Return each line of the entries below character for character, leaving out the pictures.

## Data records
>> Begin

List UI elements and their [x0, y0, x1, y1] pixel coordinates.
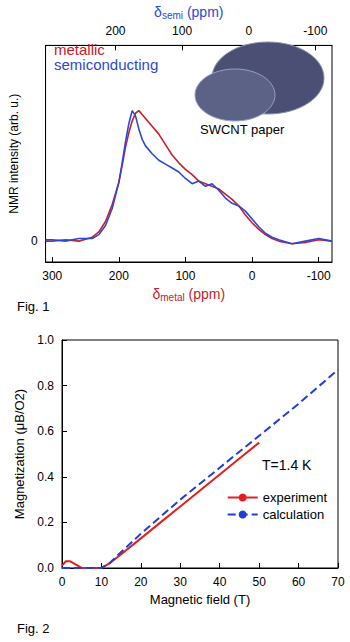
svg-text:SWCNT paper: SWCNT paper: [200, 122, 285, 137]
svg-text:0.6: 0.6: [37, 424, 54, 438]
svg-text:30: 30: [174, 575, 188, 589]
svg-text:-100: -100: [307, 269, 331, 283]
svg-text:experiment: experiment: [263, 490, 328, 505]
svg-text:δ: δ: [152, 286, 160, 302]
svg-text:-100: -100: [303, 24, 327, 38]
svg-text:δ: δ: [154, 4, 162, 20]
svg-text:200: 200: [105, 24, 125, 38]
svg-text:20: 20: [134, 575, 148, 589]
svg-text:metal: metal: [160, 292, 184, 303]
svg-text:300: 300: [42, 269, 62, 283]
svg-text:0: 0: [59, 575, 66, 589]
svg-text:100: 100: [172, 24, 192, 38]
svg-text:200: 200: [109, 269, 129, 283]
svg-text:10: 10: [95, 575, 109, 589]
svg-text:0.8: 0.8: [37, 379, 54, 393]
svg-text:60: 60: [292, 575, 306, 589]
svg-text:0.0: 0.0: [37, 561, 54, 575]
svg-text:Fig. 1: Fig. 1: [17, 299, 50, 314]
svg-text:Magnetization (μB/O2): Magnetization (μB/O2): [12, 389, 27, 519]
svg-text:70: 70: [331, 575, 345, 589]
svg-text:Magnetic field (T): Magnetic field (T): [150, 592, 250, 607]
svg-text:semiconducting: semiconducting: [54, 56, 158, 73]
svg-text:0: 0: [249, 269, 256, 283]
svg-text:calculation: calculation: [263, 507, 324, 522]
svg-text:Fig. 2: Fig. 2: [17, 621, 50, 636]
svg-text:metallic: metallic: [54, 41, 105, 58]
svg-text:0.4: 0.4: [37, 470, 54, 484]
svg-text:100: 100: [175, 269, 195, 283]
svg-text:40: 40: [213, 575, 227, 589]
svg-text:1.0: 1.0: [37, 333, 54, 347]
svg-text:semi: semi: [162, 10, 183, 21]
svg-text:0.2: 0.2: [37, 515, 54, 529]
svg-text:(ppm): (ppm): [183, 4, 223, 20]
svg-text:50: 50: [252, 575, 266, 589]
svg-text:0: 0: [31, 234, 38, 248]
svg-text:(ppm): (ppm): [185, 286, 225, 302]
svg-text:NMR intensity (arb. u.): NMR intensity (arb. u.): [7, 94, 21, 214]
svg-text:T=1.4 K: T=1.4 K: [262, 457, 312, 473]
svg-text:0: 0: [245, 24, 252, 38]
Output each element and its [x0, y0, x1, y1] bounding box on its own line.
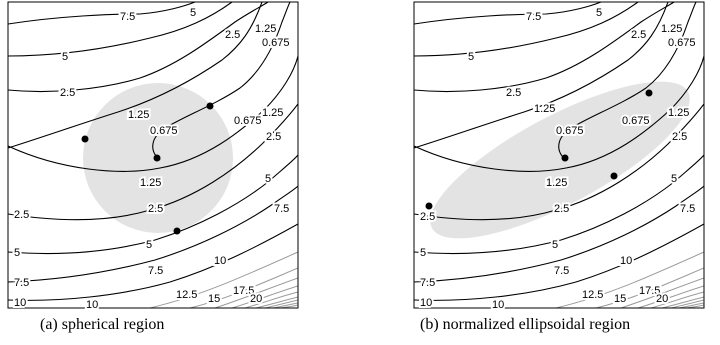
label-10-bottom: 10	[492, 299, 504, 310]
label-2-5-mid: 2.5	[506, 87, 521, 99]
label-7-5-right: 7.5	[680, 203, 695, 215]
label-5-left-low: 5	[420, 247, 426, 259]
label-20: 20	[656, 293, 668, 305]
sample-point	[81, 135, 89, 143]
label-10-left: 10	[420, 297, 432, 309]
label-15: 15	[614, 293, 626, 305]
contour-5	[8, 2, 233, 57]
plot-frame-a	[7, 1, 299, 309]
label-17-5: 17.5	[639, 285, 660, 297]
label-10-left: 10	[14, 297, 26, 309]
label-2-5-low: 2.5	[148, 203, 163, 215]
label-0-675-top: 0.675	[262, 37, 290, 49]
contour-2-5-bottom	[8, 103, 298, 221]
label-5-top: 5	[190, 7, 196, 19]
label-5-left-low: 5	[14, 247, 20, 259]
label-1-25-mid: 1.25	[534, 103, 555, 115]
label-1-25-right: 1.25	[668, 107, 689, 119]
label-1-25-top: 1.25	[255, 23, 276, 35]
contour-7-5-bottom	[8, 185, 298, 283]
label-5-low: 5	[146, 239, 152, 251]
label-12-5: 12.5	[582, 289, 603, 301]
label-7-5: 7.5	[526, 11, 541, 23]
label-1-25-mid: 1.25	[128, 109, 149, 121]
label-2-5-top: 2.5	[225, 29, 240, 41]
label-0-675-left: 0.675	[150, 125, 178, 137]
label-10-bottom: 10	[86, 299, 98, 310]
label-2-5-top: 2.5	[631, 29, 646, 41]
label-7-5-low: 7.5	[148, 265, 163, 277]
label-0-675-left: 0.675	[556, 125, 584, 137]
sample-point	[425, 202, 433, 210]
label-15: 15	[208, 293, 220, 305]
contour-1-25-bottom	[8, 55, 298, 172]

>> End

## The solution
List UI elements and their [x0, y0, x1, y1] pixel coordinates.
svg-text:SWCNT paper: SWCNT paper: [200, 122, 285, 137]
svg-text:0.6: 0.6: [37, 424, 54, 438]
svg-text:30: 30: [174, 575, 188, 589]
svg-text:-100: -100: [307, 269, 331, 283]
svg-text:experiment: experiment: [263, 490, 328, 505]
svg-text:δ: δ: [152, 286, 160, 302]
svg-text:-100: -100: [303, 24, 327, 38]
svg-text:δ: δ: [154, 4, 162, 20]
svg-text:200: 200: [105, 24, 125, 38]
svg-text:20: 20: [134, 575, 148, 589]
svg-text:metal: metal: [160, 292, 184, 303]
svg-text:300: 300: [42, 269, 62, 283]
svg-text:0: 0: [59, 575, 66, 589]
svg-text:100: 100: [172, 24, 192, 38]
svg-text:200: 200: [109, 269, 129, 283]
svg-text:10: 10: [95, 575, 109, 589]
svg-text:0.8: 0.8: [37, 379, 54, 393]
svg-text:60: 60: [292, 575, 306, 589]
svg-text:0.0: 0.0: [37, 561, 54, 575]
svg-text:Fig. 1: Fig. 1: [17, 299, 50, 314]
svg-text:Magnetization (μB/O2): Magnetization (μB/O2): [12, 389, 27, 519]
svg-text:70: 70: [331, 575, 345, 589]
svg-text:Magnetic field (T): Magnetic field (T): [150, 592, 250, 607]
svg-text:semiconducting: semiconducting: [54, 56, 158, 73]
svg-text:0: 0: [249, 269, 256, 283]
svg-text:calculation: calculation: [263, 507, 324, 522]
svg-text:Fig. 2: Fig. 2: [17, 621, 50, 636]
svg-text:metallic: metallic: [54, 41, 105, 58]
svg-text:0.4: 0.4: [37, 470, 54, 484]
svg-text:100: 100: [175, 269, 195, 283]
svg-text:40: 40: [213, 575, 227, 589]
svg-text:1.0: 1.0: [37, 333, 54, 347]
svg-text:semi: semi: [162, 10, 183, 21]
svg-text:0.2: 0.2: [37, 515, 54, 529]
svg-text:(ppm): (ppm): [183, 4, 223, 20]
svg-text:50: 50: [252, 575, 266, 589]
svg-text:0: 0: [31, 234, 38, 248]
svg-text:(ppm): (ppm): [185, 286, 225, 302]
svg-text:NMR intensity (arb. u.): NMR intensity (arb. u.): [7, 94, 21, 214]
svg-text:T=1.4 K: T=1.4 K: [262, 457, 312, 473]
svg-text:0: 0: [245, 24, 252, 38]
Output each element and its [x0, y0, x1, y1] bounding box on its own line.
label-10-bottom: 10	[492, 299, 504, 310]
label-2-5-mid: 2.5	[506, 87, 521, 99]
label-7-5-right: 7.5	[680, 203, 695, 215]
label-5-left-low: 5	[420, 247, 426, 259]
label-20: 20	[656, 293, 668, 305]
sample-point	[81, 135, 89, 143]
label-10-left: 10	[420, 297, 432, 309]
label-15: 15	[614, 293, 626, 305]
contour-5	[8, 2, 233, 57]
plot-frame-a	[7, 1, 299, 309]
label-17-5: 17.5	[639, 285, 660, 297]
label-10-left: 10	[14, 297, 26, 309]
label-2-5-low: 2.5	[148, 203, 163, 215]
label-0-675-top: 0.675	[262, 37, 290, 49]
contour-2-5-bottom	[8, 103, 298, 221]
label-5-top: 5	[190, 7, 196, 19]
label-5-left-low: 5	[14, 247, 20, 259]
label-1-25-mid: 1.25	[534, 103, 555, 115]
label-1-25-right: 1.25	[668, 107, 689, 119]
label-1-25-top: 1.25	[255, 23, 276, 35]
contour-7-5-bottom	[8, 185, 298, 283]
label-5-low: 5	[146, 239, 152, 251]
label-12-5: 12.5	[582, 289, 603, 301]
label-7-5: 7.5	[526, 11, 541, 23]
label-1-25-mid: 1.25	[128, 109, 149, 121]
label-2-5-top: 2.5	[225, 29, 240, 41]
label-0-675-left: 0.675	[150, 125, 178, 137]
label-10-bottom: 10	[86, 299, 98, 310]
label-2-5-top: 2.5	[631, 29, 646, 41]
label-7-5-low: 7.5	[148, 265, 163, 277]
label-0-675-left: 0.675	[556, 125, 584, 137]
sample-point	[425, 202, 433, 210]
label-15: 15	[208, 293, 220, 305]
contour-1-25-bottom	[8, 55, 298, 172]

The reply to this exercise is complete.